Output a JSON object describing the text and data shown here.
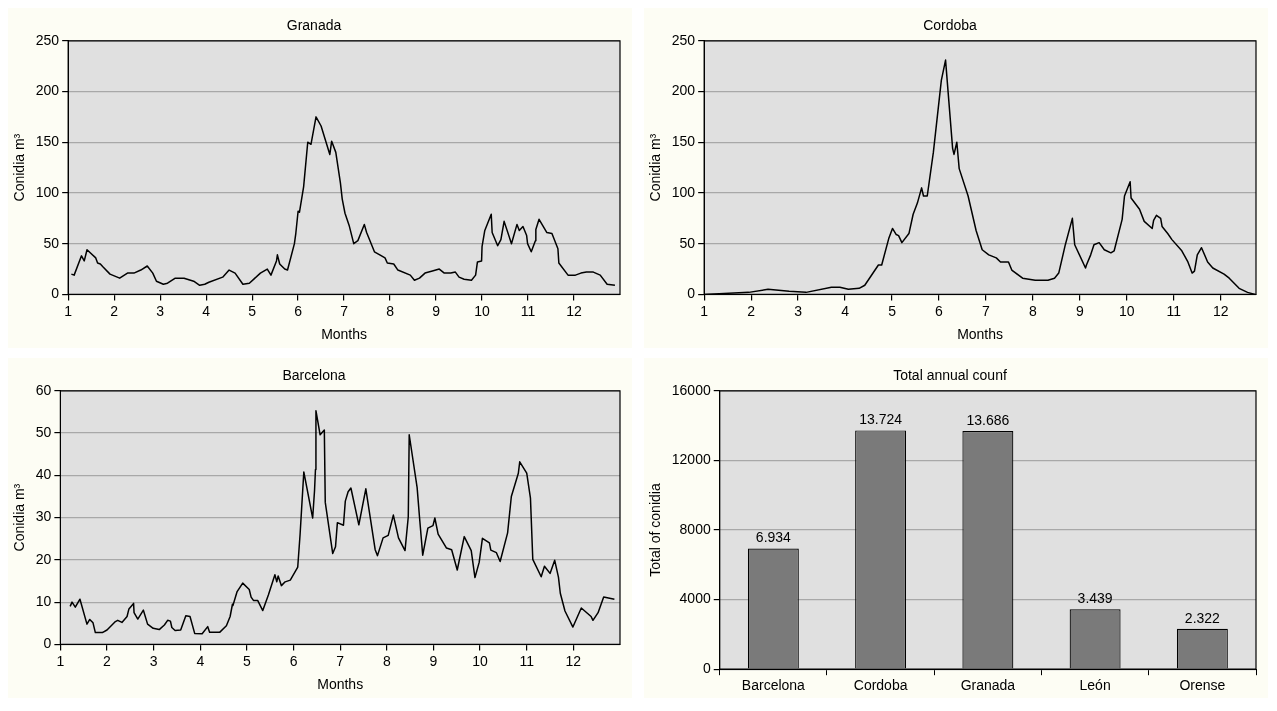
{
  "chart_data": [
    {
      "type": "line",
      "title": "Granada",
      "xlabel": "Months",
      "ylabel": "Conidia m³",
      "xlim": [
        1,
        13
      ],
      "xticks": [
        1,
        2,
        3,
        4,
        5,
        6,
        7,
        8,
        9,
        10,
        11,
        12
      ],
      "ylim": [
        0,
        250
      ],
      "yticks": [
        0,
        50,
        100,
        150,
        200,
        250
      ],
      "grid": "y",
      "legend": false,
      "marker": "none",
      "color": "#000000",
      "x": [
        1.07,
        1.13,
        1.29,
        1.35,
        1.41,
        1.6,
        1.64,
        1.7,
        1.76,
        1.91,
        2.12,
        2.29,
        2.43,
        2.58,
        2.72,
        2.84,
        2.92,
        3.07,
        3.16,
        3.33,
        3.52,
        3.73,
        3.86,
        3.97,
        4.06,
        4.36,
        4.5,
        4.63,
        4.8,
        4.94,
        5.18,
        5.33,
        5.41,
        5.53,
        5.55,
        5.6,
        5.71,
        5.77,
        5.92,
        5.95,
        6.0,
        6.03,
        6.12,
        6.21,
        6.28,
        6.39,
        6.5,
        6.69,
        6.73,
        6.82,
        6.92,
        6.96,
        7.02,
        7.11,
        7.21,
        7.3,
        7.44,
        7.49,
        7.66,
        7.89,
        7.94,
        8.08,
        8.17,
        8.44,
        8.53,
        8.64,
        8.76,
        8.92,
        9.07,
        9.18,
        9.32,
        9.42,
        9.5,
        9.61,
        9.77,
        9.86,
        9.9,
        9.99,
        10.0,
        10.06,
        10.2,
        10.22,
        10.34,
        10.41,
        10.48,
        10.64,
        10.76,
        10.81,
        10.89,
        10.97,
        10.99,
        11.07,
        11.16,
        11.17,
        11.24,
        11.41,
        11.52,
        11.65,
        11.67,
        11.87,
        12.03,
        12.15,
        12.27,
        12.42,
        12.57,
        12.72,
        12.89
      ],
      "values": [
        20,
        19,
        38,
        33,
        44,
        36,
        31,
        30,
        27,
        20,
        16,
        21,
        21,
        24,
        28,
        21,
        13,
        10,
        11,
        16,
        16,
        13,
        9,
        10,
        12,
        17,
        24,
        21,
        10,
        11,
        21,
        25,
        19,
        33,
        39,
        30,
        25,
        24,
        50,
        60,
        82,
        81,
        106,
        150,
        148,
        175,
        166,
        138,
        151,
        140,
        110,
        94,
        80,
        68,
        50,
        53,
        69,
        61,
        42,
        36,
        31,
        30,
        24,
        19,
        14,
        16,
        21,
        23,
        25,
        21,
        21,
        22,
        17,
        15,
        14,
        19,
        32,
        33,
        47,
        63,
        79,
        61,
        48,
        54,
        72,
        50,
        69,
        63,
        67,
        58,
        50,
        42,
        53,
        64,
        74,
        61,
        60,
        45,
        31,
        19,
        19,
        21,
        22,
        22,
        19,
        10,
        9
      ]
    },
    {
      "type": "line",
      "title": "Cordoba",
      "xlabel": "Months",
      "ylabel": "Conidia m³",
      "xlim": [
        1,
        12.75
      ],
      "xticks": [
        1,
        2,
        3,
        4,
        5,
        6,
        7,
        8,
        9,
        10,
        11,
        12
      ],
      "ylim": [
        0,
        250
      ],
      "yticks": [
        0,
        50,
        100,
        150,
        200,
        250
      ],
      "grid": "y",
      "legend": false,
      "marker": "none",
      "color": "#000000",
      "x": [
        1,
        1.95,
        2.36,
        2.81,
        3.17,
        3.71,
        3.89,
        4.07,
        4.3,
        4.42,
        4.71,
        4.78,
        4.93,
        5.01,
        5.09,
        5.14,
        5.21,
        5.36,
        5.45,
        5.54,
        5.63,
        5.67,
        5.75,
        5.88,
        6.05,
        6.14,
        6.29,
        6.32,
        6.38,
        6.43,
        6.62,
        6.79,
        6.92,
        7.06,
        7.22,
        7.31,
        7.48,
        7.55,
        7.78,
        8.05,
        8.32,
        8.46,
        8.55,
        8.69,
        8.84,
        8.89,
        9.12,
        9.14,
        9.23,
        9.3,
        9.41,
        9.52,
        9.66,
        9.73,
        9.9,
        9.95,
        10.07,
        10.09,
        10.27,
        10.37,
        10.54,
        10.57,
        10.63,
        10.72,
        10.75,
        10.87,
        10.96,
        11.17,
        11.3,
        11.39,
        11.44,
        11.5,
        11.59,
        11.72,
        11.83,
        12.07,
        12.18,
        12.39,
        12.57,
        12.73
      ],
      "values": [
        0,
        2,
        5,
        3,
        2,
        7,
        7,
        5,
        6,
        9,
        29,
        29,
        55,
        65,
        59,
        58,
        51,
        60,
        79,
        90,
        105,
        97,
        97,
        140,
        211,
        231,
        144,
        138,
        150,
        124,
        97,
        63,
        44,
        39,
        36,
        32,
        32,
        24,
        16,
        14,
        14,
        16,
        21,
        49,
        75,
        49,
        26,
        29,
        39,
        49,
        51,
        44,
        41,
        43,
        74,
        97,
        111,
        95,
        84,
        72,
        65,
        73,
        78,
        75,
        67,
        60,
        54,
        43,
        32,
        21,
        23,
        39,
        46,
        32,
        26,
        20,
        16,
        6,
        2,
        0
      ]
    },
    {
      "type": "line",
      "title": "Barcelona",
      "xlabel": "Months",
      "ylabel": "Conidia m³",
      "xlim": [
        1,
        13
      ],
      "xticks": [
        1,
        2,
        3,
        4,
        5,
        6,
        7,
        8,
        9,
        10,
        11,
        12
      ],
      "ylim": [
        0,
        60
      ],
      "yticks": [
        0,
        10,
        20,
        30,
        40,
        50,
        60
      ],
      "grid": "y",
      "legend": false,
      "marker": "none",
      "color": "#000000",
      "x": [
        1.21,
        1.25,
        1.32,
        1.42,
        1.57,
        1.63,
        1.7,
        1.75,
        1.9,
        2.0,
        2.18,
        2.23,
        2.32,
        2.43,
        2.47,
        2.57,
        2.58,
        2.66,
        2.78,
        2.87,
        2.99,
        3.12,
        3.23,
        3.3,
        3.36,
        3.39,
        3.46,
        3.58,
        3.69,
        3.78,
        3.88,
        4.04,
        4.16,
        4.2,
        4.42,
        4.56,
        4.64,
        4.69,
        4.7,
        4.79,
        4.91,
        5.05,
        5.09,
        5.14,
        5.23,
        5.34,
        5.46,
        5.6,
        5.64,
        5.67,
        5.74,
        5.82,
        5.93,
        6.09,
        6.14,
        6.22,
        6.41,
        6.45,
        6.47,
        6.48,
        6.57,
        6.66,
        6.68,
        6.84,
        6.9,
        6.94,
        7.07,
        7.11,
        7.17,
        7.23,
        7.4,
        7.55,
        7.75,
        7.8,
        7.92,
        8.03,
        8.14,
        8.25,
        8.39,
        8.46,
        8.48,
        8.65,
        8.7,
        8.77,
        8.88,
        8.99,
        9.03,
        9.1,
        9.28,
        9.39,
        9.51,
        9.66,
        9.81,
        9.89,
        9.98,
        10.05,
        10.2,
        10.23,
        10.35,
        10.43,
        10.59,
        10.67,
        10.82,
        10.85,
        11.0,
        11.08,
        11.13,
        11.31,
        11.38,
        11.5,
        11.6,
        11.68,
        11.72,
        11.82,
        11.99,
        12.17,
        12.38,
        12.42,
        12.53,
        12.65,
        12.88
      ],
      "values": [
        9,
        10,
        8.8,
        10.7,
        4.8,
        5.9,
        5.1,
        2.8,
        2.8,
        3.4,
        5.4,
        5.7,
        5.2,
        6.6,
        8.4,
        9.7,
        7.5,
        6,
        8.1,
        4.8,
        3.8,
        3.5,
        4.6,
        5.7,
        5.5,
        4,
        3.3,
        3.4,
        6.8,
        6.6,
        2.6,
        2.5,
        4.2,
        2.9,
        2.9,
        4.4,
        6.6,
        9.5,
        9.2,
        12.5,
        14.5,
        13,
        11.2,
        10.4,
        10.4,
        8,
        11.7,
        16.5,
        14.8,
        16.2,
        13.9,
        14.8,
        15.2,
        18.3,
        26,
        40.8,
        29.9,
        36.4,
        41.4,
        55.3,
        49.6,
        50.7,
        33.6,
        21.5,
        23.1,
        28.8,
        28.2,
        33.9,
        36.1,
        37,
        28.3,
        36.8,
        22.4,
        21,
        25.2,
        25.8,
        30.6,
        25.2,
        22.2,
        30.2,
        49.6,
        37.1,
        30.2,
        21.1,
        27.5,
        28.1,
        29.9,
        26.1,
        22.8,
        22.4,
        17.6,
        25.5,
        22.2,
        15.8,
        19.4,
        25.1,
        24,
        22.3,
        21.7,
        19.6,
        26.4,
        35,
        40.5,
        43.2,
        40.5,
        34.6,
        20.1,
        16,
        18.5,
        16.8,
        19.9,
        15.9,
        12.1,
        7.9,
        4.1,
        8.6,
        6.6,
        5.7,
        7.5,
        11.2,
        10.7
      ]
    },
    {
      "type": "bar",
      "title": "Total annual counf",
      "ylabel": "Total of conidia",
      "categories": [
        "Barcelona",
        "Cordoba",
        "Granada",
        "León",
        "Orense"
      ],
      "values": [
        6934,
        13724,
        13686,
        3439,
        2322
      ],
      "value_labels": [
        "6.934",
        "13.724",
        "13.686",
        "3.439",
        "2.322"
      ],
      "color": "#7a7a7a",
      "ylim": [
        0,
        16000
      ],
      "yticks": [
        0,
        4000,
        8000,
        12000,
        16000
      ],
      "grid": "y",
      "legend": false
    }
  ]
}
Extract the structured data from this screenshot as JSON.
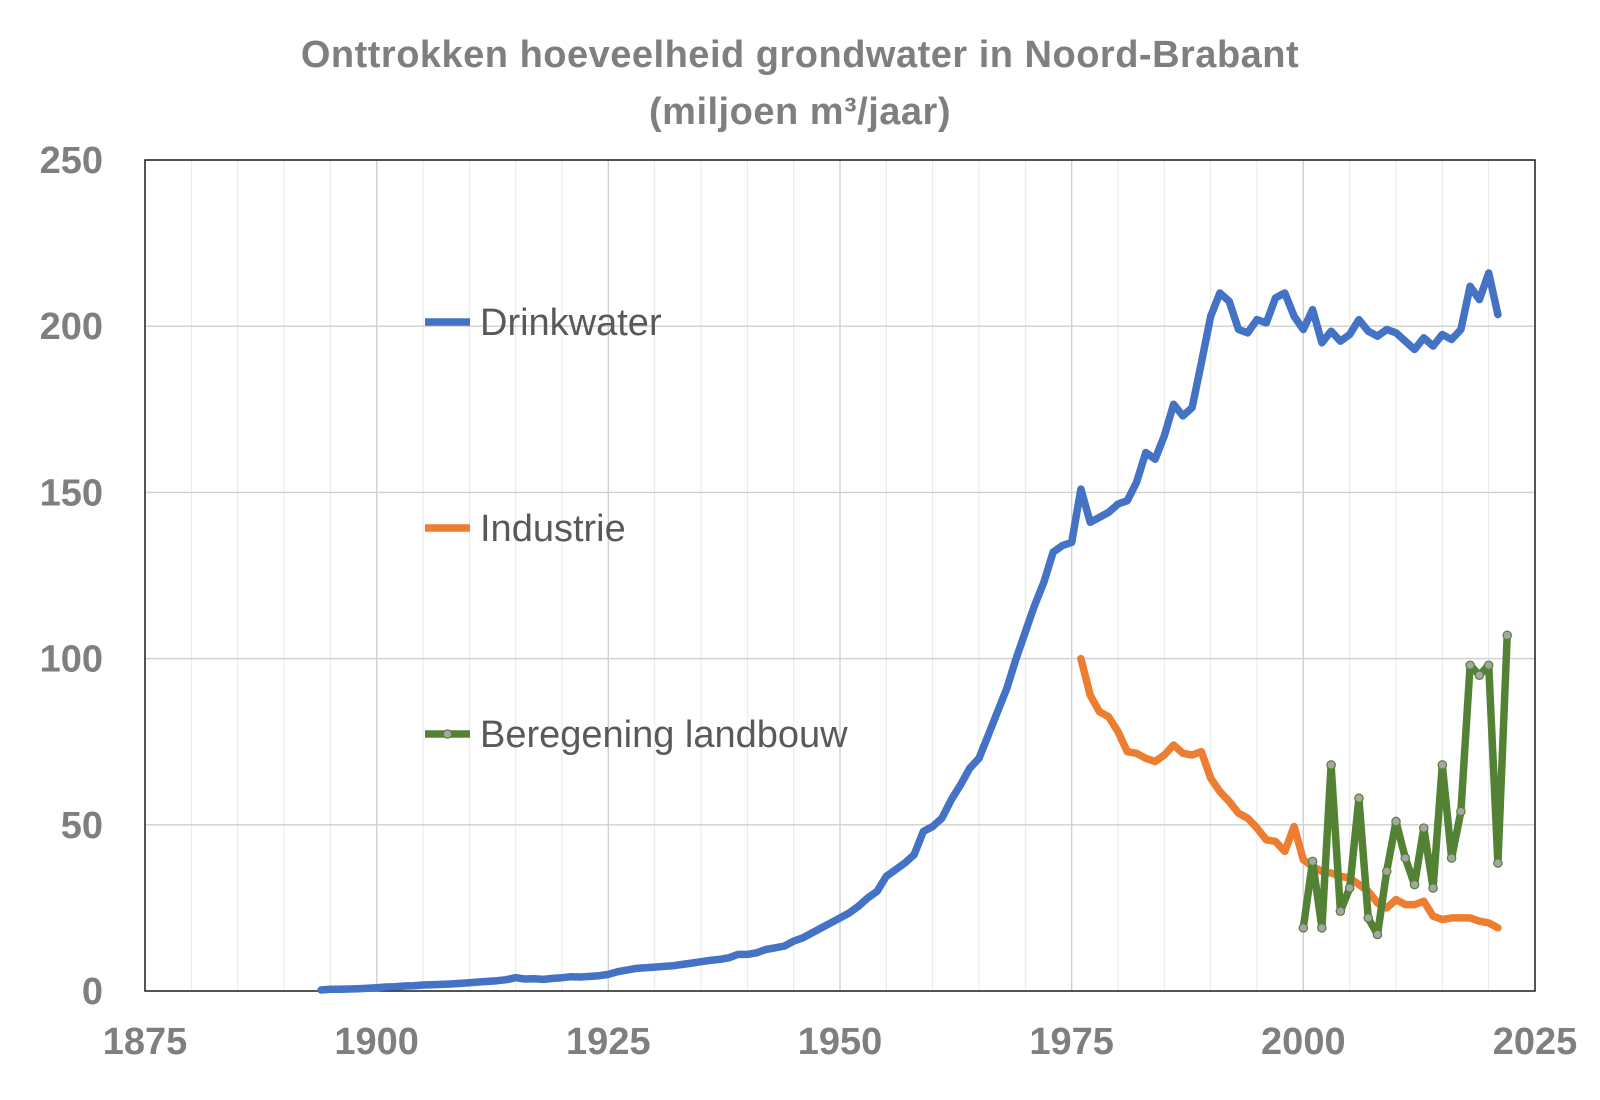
------
§ **EXERCISE DIRECTIONS**: State the number of lines in the data that include the string "title", and add nothing else.

§ **RESULT BELOW**: 4